:: MATERIAL PROVIDED

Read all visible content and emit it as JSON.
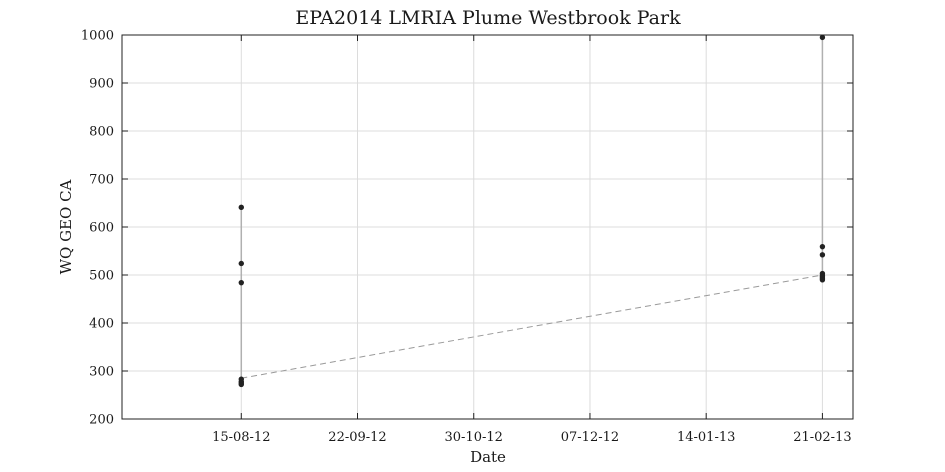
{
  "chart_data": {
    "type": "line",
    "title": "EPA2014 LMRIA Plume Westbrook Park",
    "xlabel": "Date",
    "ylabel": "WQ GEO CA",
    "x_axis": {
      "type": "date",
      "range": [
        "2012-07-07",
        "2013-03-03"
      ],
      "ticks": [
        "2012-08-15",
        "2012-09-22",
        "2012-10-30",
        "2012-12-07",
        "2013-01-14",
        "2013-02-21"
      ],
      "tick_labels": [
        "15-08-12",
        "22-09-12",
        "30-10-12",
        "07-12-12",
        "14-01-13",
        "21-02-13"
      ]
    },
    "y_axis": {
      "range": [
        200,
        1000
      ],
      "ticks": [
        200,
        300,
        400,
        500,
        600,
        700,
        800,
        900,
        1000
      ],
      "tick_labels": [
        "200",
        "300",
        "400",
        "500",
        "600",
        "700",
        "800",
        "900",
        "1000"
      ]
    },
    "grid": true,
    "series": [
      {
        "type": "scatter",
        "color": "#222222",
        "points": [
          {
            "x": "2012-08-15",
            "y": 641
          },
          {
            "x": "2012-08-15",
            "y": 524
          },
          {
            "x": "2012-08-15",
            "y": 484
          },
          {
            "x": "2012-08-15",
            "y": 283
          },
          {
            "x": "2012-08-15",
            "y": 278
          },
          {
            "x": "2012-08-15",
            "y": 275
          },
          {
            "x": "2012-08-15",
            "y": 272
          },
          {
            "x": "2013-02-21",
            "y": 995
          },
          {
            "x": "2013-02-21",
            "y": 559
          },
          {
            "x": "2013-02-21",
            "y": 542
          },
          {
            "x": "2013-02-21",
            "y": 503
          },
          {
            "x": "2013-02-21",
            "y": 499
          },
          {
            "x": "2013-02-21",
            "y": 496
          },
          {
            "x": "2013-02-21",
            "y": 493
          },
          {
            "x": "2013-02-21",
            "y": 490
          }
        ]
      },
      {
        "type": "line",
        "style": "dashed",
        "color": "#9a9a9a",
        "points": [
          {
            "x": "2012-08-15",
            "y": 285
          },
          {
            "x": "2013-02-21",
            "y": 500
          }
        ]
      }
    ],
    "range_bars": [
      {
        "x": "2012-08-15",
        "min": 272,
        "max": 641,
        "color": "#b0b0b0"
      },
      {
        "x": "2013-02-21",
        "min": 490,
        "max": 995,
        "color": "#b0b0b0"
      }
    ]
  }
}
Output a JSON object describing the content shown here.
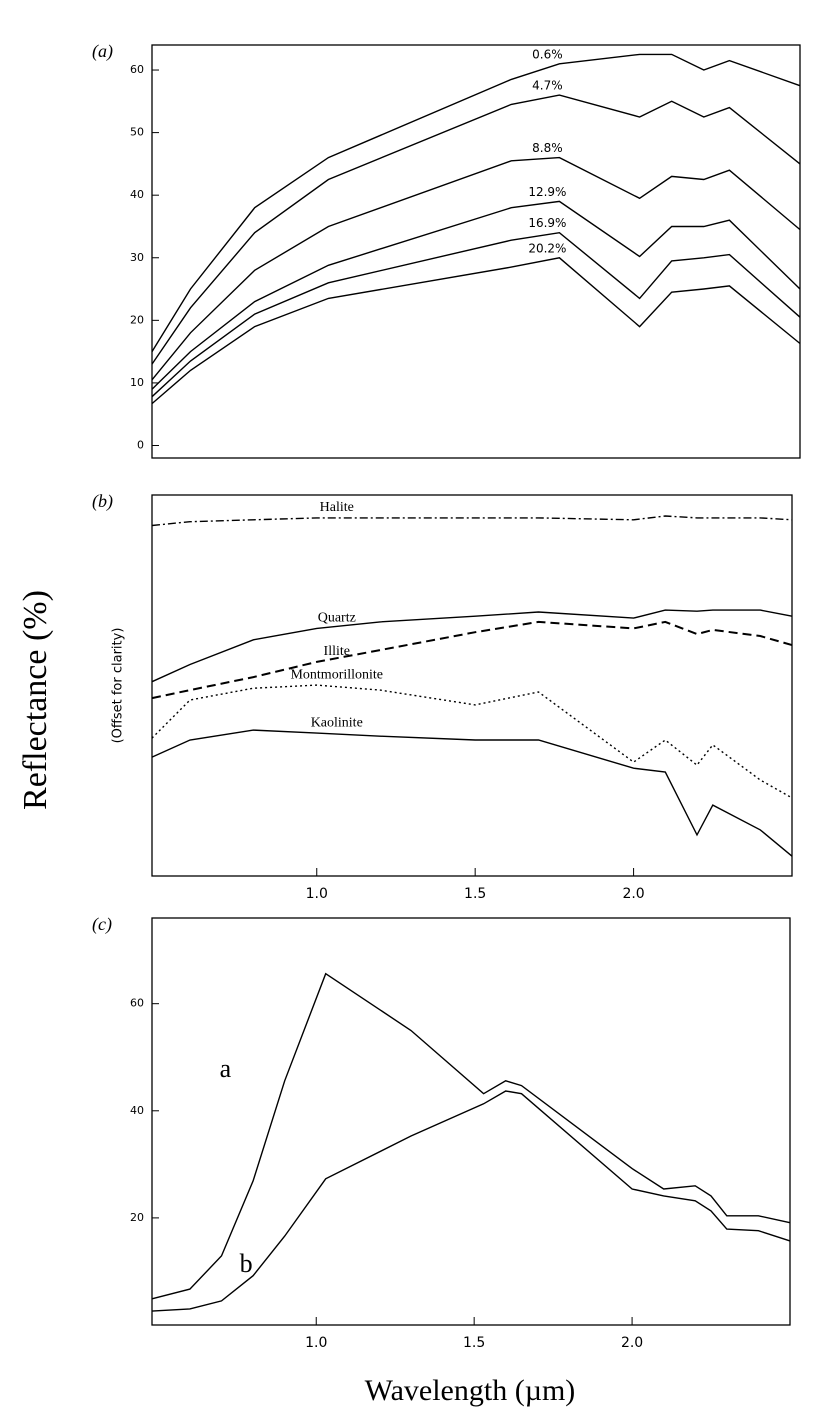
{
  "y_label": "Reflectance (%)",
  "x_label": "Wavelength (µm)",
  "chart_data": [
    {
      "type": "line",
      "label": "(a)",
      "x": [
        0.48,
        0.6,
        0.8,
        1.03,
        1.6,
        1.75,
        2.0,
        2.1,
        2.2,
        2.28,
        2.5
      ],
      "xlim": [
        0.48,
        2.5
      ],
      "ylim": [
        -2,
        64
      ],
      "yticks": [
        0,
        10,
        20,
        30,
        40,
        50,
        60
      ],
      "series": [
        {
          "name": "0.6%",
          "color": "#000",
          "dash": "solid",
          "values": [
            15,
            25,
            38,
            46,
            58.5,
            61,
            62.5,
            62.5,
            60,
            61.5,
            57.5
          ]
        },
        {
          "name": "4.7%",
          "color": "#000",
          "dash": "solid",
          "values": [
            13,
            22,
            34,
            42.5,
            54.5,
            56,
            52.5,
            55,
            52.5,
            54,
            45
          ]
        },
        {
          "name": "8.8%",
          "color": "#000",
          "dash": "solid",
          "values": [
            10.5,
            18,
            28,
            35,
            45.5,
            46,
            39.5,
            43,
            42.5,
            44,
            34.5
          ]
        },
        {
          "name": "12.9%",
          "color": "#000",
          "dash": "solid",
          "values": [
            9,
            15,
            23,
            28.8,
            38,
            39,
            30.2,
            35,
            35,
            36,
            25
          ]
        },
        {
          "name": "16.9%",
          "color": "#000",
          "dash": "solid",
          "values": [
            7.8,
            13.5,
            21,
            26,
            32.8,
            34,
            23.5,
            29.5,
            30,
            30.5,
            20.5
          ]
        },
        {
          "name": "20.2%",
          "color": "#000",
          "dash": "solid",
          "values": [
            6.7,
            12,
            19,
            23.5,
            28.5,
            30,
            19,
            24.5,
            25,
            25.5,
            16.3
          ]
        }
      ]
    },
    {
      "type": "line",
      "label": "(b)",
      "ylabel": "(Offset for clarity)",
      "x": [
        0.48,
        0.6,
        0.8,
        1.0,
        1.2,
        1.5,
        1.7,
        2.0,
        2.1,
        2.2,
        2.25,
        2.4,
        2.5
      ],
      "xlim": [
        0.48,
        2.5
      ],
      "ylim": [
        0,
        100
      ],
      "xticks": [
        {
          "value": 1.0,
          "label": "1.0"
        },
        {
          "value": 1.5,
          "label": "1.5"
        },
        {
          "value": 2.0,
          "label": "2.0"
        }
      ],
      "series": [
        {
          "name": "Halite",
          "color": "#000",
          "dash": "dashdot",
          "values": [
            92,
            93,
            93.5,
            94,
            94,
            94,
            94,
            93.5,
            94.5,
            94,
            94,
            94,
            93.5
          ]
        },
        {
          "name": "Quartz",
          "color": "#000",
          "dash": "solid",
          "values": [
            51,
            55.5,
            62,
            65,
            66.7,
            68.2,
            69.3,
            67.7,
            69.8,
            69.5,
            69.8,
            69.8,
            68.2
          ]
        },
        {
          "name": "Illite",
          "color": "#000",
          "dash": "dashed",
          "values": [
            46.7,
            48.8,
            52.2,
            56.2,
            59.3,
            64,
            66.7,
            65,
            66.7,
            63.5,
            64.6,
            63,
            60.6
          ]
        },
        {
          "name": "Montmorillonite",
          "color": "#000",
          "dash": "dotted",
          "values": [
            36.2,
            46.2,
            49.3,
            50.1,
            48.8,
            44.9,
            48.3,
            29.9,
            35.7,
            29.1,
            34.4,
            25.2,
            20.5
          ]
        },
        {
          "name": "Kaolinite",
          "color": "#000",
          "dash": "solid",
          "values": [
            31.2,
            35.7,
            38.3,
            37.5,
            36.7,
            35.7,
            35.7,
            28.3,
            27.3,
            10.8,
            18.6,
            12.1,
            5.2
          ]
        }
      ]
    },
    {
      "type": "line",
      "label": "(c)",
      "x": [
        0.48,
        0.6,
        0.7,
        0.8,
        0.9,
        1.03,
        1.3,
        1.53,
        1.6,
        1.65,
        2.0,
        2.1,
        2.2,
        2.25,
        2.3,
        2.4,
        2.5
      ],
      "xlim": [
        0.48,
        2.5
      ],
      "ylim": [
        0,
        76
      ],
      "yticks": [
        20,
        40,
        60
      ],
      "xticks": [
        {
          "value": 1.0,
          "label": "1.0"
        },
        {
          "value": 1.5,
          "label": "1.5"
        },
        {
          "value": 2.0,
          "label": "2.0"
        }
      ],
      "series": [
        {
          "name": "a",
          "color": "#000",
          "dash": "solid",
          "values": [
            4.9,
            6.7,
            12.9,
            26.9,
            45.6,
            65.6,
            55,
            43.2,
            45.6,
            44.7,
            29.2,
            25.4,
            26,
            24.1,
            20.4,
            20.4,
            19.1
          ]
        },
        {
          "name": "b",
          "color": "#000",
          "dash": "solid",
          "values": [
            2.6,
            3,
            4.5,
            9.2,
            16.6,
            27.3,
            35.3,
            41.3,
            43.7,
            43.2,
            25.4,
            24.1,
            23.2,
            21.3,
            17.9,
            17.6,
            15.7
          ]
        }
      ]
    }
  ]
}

::::
:: MATERIAL PROVIDED

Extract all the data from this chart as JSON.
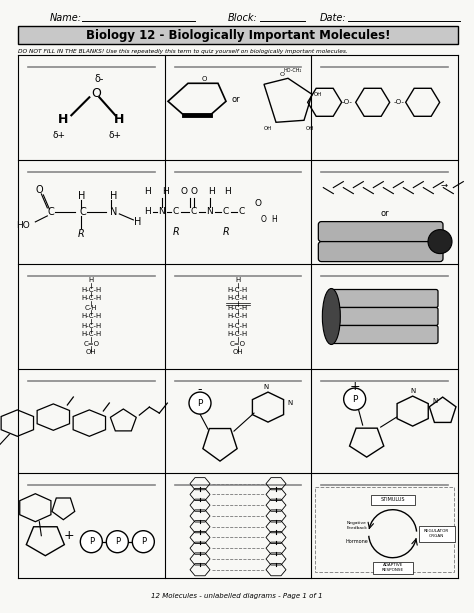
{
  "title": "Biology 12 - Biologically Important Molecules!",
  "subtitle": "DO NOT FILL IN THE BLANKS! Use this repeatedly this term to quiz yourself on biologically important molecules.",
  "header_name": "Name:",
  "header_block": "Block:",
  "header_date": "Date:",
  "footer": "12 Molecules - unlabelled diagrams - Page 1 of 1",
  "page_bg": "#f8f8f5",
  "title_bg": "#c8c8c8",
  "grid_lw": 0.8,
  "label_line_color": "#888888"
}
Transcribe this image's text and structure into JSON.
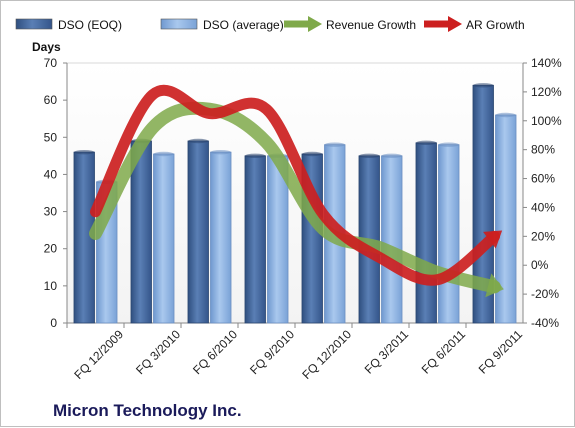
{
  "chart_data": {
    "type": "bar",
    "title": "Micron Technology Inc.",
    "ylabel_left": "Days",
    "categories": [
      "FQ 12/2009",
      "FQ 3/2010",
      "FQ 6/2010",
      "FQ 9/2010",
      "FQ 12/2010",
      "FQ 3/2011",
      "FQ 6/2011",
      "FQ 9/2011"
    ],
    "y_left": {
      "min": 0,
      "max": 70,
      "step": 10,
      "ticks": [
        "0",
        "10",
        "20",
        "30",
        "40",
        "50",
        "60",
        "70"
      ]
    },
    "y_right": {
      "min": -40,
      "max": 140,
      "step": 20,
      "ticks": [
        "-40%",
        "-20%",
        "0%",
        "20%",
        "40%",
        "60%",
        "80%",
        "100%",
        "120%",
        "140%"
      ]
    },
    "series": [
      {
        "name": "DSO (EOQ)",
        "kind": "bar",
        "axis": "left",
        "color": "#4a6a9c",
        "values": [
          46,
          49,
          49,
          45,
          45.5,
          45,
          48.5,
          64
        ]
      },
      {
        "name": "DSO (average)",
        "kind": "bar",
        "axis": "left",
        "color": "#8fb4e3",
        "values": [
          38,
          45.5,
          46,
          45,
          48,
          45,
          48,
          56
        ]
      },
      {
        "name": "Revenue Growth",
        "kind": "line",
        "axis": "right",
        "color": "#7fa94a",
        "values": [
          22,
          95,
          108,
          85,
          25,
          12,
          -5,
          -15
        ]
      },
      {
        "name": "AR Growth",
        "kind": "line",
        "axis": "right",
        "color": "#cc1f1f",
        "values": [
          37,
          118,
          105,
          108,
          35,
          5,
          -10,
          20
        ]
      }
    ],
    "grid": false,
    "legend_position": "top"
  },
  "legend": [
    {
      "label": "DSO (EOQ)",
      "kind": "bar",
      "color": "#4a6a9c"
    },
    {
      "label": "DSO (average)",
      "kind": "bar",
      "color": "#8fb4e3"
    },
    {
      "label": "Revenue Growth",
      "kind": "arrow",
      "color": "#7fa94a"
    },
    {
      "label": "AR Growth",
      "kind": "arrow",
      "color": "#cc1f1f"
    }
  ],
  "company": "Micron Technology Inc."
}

::::

JOB:
Copy all lines from the material that hold "Micron".

RESULT OF THIS EXERCISE:
    "title": "Micron Technology Inc.",
  "company": "Micron Technology Inc."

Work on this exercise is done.